Collection entries
--------------------
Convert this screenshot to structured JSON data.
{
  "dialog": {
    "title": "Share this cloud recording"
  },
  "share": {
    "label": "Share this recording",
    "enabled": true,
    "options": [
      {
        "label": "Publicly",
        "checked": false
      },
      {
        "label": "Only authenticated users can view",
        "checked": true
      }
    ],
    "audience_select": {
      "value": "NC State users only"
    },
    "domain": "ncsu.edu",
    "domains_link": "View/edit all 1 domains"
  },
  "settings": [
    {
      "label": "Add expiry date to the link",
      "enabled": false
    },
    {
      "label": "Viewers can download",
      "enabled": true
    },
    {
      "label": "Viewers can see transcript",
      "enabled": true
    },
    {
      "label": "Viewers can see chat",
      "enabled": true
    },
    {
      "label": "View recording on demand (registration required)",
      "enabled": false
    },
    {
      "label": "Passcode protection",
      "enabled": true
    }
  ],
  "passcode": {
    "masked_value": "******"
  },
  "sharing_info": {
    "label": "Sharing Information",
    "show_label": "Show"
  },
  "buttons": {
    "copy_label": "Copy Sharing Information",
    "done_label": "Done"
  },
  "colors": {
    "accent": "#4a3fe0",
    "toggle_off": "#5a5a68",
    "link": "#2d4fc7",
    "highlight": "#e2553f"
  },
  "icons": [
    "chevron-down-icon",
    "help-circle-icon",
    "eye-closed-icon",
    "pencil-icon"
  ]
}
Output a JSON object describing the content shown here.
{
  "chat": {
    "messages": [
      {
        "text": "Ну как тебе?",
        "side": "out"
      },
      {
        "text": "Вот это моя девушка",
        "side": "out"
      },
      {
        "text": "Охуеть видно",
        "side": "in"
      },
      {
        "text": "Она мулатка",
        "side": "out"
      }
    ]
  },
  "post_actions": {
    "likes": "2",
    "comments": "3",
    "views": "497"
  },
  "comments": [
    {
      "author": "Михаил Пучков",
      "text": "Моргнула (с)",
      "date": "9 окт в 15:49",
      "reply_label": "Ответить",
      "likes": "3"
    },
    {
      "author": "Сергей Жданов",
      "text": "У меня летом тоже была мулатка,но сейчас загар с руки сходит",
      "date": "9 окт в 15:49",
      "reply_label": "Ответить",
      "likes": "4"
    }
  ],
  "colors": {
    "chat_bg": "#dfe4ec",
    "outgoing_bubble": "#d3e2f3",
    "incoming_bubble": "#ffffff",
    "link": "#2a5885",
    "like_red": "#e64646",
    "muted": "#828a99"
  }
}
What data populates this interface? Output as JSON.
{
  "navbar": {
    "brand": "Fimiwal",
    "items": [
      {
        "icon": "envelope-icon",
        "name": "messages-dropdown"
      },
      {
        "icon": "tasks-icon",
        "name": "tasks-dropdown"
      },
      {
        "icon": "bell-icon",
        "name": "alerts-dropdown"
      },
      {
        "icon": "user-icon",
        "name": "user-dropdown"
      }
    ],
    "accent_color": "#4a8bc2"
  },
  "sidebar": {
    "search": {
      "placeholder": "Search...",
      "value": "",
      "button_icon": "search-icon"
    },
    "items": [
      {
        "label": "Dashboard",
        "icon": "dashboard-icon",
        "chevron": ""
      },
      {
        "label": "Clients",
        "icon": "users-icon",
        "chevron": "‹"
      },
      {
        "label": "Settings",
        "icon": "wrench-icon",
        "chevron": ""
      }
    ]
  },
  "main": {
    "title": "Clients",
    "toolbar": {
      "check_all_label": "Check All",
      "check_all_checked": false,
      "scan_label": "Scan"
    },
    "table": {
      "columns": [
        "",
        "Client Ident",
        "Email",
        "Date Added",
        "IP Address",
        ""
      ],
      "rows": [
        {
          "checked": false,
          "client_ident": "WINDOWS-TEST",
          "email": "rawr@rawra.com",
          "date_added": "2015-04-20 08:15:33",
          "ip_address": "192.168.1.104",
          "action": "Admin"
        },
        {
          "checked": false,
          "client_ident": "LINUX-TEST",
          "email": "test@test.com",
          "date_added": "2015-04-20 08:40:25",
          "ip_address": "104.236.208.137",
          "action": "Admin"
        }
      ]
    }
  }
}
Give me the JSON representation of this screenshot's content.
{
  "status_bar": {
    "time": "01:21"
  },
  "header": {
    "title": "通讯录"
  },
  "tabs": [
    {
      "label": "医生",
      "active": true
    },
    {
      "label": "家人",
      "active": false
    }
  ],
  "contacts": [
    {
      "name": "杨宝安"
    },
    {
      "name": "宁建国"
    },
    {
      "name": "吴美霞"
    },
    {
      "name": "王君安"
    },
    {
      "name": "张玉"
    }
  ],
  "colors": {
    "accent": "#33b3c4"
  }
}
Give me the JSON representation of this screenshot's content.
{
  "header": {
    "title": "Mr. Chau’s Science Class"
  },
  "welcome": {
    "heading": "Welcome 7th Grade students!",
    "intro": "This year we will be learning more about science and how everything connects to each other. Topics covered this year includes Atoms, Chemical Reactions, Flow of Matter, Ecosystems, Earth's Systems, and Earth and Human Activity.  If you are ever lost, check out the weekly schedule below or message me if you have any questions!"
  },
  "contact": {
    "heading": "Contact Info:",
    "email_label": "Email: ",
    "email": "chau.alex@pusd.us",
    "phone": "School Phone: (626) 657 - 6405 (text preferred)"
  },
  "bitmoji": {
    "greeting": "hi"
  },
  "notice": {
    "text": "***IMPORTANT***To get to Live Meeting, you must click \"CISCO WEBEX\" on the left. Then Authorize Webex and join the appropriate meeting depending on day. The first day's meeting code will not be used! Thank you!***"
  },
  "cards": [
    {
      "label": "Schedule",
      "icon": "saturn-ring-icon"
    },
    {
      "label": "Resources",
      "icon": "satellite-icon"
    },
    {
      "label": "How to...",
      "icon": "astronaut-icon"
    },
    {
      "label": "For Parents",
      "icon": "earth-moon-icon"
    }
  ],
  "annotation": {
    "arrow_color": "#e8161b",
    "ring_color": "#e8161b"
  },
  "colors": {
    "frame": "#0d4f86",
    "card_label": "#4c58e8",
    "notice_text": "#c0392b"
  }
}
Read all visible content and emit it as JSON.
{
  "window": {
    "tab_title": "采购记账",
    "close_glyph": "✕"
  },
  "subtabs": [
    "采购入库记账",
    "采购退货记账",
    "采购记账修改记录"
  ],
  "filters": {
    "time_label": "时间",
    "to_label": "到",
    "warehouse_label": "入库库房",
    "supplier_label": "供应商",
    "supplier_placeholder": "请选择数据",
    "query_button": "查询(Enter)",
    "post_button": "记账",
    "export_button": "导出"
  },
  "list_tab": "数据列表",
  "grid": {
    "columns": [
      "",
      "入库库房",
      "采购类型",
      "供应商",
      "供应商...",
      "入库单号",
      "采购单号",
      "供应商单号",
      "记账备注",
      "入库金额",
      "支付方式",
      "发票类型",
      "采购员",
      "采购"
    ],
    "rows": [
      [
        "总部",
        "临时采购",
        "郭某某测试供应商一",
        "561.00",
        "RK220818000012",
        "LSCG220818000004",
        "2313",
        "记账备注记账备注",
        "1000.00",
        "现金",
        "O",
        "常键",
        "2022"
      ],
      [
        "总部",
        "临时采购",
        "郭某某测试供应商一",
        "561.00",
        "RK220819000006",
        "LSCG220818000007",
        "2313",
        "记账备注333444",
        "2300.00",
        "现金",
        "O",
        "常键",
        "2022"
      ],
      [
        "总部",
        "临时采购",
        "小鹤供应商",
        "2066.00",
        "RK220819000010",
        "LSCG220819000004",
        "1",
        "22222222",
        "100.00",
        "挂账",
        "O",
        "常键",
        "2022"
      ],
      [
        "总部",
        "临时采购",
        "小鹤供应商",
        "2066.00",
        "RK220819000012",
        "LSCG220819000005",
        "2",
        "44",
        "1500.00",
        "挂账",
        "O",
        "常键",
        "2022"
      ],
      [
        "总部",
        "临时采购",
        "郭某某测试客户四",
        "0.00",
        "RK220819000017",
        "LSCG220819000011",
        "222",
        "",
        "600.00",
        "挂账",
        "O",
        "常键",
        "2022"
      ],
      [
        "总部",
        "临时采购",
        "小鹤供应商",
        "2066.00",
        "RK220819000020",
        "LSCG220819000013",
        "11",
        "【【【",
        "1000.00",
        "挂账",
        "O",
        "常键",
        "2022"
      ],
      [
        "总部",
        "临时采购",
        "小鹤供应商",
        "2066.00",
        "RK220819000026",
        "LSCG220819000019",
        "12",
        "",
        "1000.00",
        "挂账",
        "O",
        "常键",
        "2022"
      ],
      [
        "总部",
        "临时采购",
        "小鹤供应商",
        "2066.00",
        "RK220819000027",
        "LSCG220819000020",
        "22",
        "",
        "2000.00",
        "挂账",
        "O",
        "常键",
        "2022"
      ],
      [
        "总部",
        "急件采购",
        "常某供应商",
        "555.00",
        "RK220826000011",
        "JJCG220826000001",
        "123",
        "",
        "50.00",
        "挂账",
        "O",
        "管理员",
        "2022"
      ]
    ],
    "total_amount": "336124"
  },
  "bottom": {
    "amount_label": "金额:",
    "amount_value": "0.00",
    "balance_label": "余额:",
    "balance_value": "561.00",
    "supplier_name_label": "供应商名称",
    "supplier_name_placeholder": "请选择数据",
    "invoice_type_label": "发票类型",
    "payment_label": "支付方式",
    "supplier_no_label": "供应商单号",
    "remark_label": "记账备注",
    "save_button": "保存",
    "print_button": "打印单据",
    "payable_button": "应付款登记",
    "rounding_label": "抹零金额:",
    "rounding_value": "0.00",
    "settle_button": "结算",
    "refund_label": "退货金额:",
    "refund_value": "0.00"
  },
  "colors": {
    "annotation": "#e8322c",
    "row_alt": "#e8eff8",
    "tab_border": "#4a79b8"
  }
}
--------------------
» WHAT IS BEING ASKED
Pick out every line of the listing containing the word "JSON", and show those lines.

» OUTPUT FOR THIS TASK
Convert this screenshot to structured JSON data.
Output a JSON object describing the content shown here.
What data populates this interface? Output as JSON.
Give me the JSON representation of this screenshot's content.
Give me the JSON representation of this screenshot's content.
Read all visible content and emit it as JSON.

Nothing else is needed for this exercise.